[Dataset rows about figures]
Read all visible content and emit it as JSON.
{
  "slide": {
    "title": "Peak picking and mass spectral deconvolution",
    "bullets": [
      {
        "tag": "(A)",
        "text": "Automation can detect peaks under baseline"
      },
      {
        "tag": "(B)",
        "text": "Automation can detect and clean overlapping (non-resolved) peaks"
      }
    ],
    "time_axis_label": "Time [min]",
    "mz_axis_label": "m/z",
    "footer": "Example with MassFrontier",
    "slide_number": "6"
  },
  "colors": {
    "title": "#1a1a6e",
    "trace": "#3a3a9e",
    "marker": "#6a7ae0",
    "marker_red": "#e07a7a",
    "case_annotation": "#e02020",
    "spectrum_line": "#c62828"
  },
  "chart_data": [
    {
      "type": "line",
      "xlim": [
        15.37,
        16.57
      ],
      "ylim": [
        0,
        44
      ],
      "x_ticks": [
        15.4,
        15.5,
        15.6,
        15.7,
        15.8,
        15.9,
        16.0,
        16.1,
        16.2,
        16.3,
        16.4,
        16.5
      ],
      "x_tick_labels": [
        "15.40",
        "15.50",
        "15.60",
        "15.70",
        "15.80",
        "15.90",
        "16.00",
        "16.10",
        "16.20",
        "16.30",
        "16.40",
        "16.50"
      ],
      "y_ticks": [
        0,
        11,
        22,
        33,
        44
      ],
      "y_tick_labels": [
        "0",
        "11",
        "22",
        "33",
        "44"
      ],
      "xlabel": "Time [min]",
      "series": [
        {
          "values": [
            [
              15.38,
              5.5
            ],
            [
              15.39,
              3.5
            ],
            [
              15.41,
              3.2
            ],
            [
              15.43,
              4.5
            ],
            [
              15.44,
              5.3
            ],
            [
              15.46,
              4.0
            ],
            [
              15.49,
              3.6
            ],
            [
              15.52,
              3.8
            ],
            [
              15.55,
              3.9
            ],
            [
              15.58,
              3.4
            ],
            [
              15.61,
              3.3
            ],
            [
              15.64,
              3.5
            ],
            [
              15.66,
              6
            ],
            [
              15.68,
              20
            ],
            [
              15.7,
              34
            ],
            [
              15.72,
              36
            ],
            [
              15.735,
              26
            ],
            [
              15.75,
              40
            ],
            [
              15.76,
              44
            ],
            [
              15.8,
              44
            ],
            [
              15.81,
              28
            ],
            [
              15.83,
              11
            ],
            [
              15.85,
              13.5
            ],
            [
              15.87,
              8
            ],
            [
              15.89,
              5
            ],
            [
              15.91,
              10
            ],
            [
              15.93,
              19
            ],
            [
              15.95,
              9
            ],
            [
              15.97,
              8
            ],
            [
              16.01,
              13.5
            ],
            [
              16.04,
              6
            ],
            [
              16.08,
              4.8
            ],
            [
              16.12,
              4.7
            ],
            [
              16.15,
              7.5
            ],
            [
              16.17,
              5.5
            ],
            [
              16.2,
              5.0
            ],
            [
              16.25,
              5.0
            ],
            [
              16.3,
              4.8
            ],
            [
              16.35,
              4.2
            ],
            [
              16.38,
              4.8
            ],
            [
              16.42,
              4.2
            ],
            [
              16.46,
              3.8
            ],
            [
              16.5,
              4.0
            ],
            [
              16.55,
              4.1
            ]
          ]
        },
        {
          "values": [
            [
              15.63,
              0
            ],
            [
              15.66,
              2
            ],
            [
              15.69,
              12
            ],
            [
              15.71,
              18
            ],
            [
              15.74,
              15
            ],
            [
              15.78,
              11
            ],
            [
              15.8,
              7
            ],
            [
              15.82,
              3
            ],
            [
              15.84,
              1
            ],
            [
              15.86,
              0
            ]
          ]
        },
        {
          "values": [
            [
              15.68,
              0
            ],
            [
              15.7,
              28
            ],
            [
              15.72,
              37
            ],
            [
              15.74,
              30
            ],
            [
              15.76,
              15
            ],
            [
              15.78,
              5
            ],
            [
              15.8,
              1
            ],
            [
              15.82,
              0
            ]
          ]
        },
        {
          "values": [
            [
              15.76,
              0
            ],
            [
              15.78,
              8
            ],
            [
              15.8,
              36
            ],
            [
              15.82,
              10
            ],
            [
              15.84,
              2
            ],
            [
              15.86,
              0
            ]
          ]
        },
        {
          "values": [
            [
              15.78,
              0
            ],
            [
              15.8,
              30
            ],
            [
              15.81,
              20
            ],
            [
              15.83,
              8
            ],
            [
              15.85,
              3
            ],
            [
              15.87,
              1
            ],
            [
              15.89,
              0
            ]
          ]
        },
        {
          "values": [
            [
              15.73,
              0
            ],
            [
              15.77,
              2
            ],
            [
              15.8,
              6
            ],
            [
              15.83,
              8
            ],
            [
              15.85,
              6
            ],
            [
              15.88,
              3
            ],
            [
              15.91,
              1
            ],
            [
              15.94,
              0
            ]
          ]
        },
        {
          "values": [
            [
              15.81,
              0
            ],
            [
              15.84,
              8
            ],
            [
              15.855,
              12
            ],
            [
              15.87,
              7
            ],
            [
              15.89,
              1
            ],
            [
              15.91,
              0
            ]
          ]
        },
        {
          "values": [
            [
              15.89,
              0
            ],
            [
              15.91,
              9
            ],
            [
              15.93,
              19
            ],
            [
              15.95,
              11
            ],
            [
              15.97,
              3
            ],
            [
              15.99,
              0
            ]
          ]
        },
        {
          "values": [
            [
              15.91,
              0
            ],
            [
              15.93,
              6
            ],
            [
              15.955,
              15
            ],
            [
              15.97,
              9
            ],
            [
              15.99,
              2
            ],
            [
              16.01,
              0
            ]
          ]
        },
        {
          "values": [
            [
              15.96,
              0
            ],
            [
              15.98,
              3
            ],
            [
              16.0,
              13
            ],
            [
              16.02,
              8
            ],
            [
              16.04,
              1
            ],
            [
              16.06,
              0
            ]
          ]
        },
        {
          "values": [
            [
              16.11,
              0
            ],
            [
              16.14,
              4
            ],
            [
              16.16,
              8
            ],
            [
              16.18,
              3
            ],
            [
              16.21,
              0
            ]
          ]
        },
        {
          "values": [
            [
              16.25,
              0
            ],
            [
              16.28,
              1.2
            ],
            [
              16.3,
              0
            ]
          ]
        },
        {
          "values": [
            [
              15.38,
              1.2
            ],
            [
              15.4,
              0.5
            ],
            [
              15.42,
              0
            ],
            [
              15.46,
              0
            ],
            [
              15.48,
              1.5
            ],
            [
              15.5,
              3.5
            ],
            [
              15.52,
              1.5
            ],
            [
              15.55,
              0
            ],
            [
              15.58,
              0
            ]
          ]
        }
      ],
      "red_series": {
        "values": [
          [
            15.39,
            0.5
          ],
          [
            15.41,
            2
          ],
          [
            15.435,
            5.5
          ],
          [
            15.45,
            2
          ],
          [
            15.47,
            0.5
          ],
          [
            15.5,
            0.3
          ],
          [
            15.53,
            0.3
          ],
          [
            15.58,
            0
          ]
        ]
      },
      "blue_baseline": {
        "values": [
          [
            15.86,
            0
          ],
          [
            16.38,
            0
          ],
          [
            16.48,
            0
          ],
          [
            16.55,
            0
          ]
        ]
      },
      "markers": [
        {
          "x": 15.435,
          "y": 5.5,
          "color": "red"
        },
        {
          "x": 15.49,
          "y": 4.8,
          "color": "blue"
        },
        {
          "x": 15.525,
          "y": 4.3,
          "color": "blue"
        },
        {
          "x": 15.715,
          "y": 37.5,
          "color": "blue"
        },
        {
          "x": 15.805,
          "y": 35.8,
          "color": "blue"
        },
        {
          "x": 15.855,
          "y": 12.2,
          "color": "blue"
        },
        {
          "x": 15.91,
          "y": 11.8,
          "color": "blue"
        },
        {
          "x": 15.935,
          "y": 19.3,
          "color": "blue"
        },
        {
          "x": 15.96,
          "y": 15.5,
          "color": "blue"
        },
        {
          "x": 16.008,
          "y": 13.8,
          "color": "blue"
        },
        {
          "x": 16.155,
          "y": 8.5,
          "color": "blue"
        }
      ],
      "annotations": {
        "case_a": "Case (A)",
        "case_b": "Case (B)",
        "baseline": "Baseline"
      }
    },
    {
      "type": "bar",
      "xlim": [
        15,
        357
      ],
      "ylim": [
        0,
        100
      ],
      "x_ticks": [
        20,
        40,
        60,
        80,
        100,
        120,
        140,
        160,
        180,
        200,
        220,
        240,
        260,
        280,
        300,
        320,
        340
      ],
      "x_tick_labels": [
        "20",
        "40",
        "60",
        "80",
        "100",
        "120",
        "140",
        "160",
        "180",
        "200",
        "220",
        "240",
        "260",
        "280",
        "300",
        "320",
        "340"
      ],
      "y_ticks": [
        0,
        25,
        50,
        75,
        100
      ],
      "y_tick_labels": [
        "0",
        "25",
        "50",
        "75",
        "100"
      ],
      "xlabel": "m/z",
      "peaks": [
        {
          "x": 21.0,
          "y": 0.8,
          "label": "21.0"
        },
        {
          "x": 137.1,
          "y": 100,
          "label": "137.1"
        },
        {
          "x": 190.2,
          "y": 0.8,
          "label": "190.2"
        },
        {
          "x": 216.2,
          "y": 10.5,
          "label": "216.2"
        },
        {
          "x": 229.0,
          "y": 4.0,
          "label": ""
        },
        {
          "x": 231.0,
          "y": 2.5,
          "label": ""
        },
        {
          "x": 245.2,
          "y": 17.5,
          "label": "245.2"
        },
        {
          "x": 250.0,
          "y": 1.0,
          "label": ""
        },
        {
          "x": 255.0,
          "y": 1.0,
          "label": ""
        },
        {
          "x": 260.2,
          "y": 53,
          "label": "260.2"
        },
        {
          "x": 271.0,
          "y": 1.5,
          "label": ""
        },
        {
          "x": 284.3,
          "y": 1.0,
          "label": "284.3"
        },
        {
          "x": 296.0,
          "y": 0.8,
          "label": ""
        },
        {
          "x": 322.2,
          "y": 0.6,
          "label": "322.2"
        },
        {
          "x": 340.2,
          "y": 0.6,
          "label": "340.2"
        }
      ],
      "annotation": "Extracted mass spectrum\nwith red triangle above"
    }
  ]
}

_EXERCISE PROMPT_: Count how many lines of the listing above include "title" and report that number alone.

_TASK RESPONSE_: 2